* **DIRECTIONS FOR THIS TASK**:
In the entries below, count every line with the string "http". State the count and nothing else.
RECORDED DATA start
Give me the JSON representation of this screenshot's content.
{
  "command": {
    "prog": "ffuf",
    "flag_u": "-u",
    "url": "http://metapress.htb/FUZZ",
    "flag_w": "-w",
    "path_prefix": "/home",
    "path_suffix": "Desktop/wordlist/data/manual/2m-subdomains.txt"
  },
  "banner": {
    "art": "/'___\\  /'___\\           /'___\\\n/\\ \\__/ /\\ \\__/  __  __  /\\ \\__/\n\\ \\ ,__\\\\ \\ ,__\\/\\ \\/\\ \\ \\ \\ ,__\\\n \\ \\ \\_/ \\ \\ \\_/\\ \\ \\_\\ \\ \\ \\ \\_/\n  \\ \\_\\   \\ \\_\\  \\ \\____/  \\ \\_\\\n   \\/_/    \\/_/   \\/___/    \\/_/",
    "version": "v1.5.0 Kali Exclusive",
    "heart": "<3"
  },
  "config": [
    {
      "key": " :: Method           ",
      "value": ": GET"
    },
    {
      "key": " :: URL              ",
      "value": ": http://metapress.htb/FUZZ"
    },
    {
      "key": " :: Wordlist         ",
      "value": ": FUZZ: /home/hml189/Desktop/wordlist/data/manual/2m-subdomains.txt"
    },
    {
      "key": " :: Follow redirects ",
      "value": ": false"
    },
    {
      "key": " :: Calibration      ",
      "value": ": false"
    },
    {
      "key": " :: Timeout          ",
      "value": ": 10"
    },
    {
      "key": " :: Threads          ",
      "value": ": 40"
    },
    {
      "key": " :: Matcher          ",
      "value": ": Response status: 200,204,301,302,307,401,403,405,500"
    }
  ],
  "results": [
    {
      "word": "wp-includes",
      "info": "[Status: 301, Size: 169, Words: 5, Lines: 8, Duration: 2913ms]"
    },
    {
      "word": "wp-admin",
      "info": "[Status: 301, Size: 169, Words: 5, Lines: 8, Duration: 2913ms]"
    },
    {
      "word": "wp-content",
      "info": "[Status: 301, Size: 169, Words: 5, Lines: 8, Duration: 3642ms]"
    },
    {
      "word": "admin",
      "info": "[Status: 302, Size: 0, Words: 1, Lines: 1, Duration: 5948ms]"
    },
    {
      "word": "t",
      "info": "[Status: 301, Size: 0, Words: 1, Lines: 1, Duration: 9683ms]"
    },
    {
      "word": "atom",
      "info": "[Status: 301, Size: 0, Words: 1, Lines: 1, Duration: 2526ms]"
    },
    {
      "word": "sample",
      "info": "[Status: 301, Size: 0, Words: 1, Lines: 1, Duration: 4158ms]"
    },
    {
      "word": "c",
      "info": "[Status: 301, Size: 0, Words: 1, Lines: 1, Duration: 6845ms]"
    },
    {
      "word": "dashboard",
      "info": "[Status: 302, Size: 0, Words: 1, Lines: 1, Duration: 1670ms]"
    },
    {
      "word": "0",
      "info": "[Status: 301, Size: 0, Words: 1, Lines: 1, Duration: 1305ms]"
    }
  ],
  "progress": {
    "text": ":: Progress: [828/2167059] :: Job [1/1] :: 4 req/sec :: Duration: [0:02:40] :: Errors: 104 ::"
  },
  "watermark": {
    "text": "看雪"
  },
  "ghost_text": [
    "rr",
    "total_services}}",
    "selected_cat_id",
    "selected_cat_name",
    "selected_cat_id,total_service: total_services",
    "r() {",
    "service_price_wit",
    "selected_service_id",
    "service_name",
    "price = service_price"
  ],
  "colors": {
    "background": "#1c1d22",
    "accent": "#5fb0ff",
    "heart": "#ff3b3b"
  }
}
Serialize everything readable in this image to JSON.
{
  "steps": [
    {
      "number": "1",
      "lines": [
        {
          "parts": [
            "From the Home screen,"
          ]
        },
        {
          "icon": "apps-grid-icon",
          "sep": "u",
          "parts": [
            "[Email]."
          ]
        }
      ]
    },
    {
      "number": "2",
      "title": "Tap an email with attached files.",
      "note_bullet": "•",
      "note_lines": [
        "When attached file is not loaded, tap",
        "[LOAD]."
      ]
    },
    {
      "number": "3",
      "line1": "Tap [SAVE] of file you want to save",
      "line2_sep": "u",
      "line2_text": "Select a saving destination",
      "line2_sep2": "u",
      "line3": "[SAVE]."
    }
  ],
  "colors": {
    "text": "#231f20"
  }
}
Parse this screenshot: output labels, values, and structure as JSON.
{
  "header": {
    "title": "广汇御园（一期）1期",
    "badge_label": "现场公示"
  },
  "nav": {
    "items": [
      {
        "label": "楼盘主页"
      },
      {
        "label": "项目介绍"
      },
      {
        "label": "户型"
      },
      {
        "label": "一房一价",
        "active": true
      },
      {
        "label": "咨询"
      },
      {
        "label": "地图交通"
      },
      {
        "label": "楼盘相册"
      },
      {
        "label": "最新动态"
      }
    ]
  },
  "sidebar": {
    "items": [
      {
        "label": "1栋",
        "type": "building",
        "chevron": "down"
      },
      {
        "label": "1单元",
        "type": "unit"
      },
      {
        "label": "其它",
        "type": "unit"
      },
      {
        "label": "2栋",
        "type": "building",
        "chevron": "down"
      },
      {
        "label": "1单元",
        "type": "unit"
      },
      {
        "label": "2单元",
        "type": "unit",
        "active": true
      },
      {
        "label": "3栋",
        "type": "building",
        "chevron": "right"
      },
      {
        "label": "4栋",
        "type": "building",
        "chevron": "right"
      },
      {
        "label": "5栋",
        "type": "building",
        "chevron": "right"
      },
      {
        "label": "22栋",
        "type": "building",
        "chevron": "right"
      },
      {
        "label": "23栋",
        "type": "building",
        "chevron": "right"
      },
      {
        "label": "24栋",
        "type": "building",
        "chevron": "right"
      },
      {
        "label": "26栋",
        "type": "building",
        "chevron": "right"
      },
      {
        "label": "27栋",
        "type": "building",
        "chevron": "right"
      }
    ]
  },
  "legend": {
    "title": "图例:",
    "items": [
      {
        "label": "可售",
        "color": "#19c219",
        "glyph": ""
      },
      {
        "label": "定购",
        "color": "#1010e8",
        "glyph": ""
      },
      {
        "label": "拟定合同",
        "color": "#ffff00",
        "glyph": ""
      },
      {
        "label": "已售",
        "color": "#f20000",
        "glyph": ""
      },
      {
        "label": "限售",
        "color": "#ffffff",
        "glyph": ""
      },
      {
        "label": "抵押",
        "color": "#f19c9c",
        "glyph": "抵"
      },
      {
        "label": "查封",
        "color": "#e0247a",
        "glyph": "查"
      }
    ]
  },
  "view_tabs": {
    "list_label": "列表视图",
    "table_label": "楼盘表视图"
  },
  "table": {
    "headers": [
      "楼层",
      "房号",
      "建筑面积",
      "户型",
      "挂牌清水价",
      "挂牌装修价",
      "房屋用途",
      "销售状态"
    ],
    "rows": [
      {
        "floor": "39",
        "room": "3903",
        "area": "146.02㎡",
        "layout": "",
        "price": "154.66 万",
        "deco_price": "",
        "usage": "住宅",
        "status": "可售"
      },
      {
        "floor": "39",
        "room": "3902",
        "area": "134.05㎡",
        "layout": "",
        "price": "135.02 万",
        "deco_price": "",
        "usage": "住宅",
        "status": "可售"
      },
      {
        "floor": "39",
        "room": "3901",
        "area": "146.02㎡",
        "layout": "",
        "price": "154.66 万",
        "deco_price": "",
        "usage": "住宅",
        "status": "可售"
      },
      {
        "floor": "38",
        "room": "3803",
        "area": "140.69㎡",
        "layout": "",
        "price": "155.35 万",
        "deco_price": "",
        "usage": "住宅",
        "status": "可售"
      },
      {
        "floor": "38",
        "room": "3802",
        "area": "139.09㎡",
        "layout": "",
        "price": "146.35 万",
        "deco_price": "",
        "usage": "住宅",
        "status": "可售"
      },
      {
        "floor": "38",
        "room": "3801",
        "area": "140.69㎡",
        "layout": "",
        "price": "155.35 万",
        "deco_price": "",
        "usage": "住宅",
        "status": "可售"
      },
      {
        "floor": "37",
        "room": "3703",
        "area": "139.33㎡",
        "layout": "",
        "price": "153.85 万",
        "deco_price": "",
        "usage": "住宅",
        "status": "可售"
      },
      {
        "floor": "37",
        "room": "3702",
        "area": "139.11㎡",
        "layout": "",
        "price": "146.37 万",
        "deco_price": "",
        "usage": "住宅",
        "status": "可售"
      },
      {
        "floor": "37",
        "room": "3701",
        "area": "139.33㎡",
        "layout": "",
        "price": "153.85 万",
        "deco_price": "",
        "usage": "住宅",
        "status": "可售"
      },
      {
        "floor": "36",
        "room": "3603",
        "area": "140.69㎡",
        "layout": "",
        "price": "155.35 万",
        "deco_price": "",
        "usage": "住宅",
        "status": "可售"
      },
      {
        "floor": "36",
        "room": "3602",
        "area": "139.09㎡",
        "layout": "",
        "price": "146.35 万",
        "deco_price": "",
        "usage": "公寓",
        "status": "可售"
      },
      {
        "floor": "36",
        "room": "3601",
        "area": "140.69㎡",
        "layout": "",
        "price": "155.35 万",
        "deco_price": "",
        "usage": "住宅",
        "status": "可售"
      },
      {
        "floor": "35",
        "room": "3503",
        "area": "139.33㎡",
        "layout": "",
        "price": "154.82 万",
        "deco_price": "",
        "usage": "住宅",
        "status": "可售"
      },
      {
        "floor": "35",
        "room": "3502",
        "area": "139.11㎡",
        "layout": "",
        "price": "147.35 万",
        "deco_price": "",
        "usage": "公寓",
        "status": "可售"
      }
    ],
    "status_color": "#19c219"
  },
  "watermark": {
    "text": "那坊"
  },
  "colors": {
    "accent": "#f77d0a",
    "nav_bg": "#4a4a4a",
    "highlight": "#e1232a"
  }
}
RECORDED DATA end
* **SOLUTION TO THIS TASK**:
2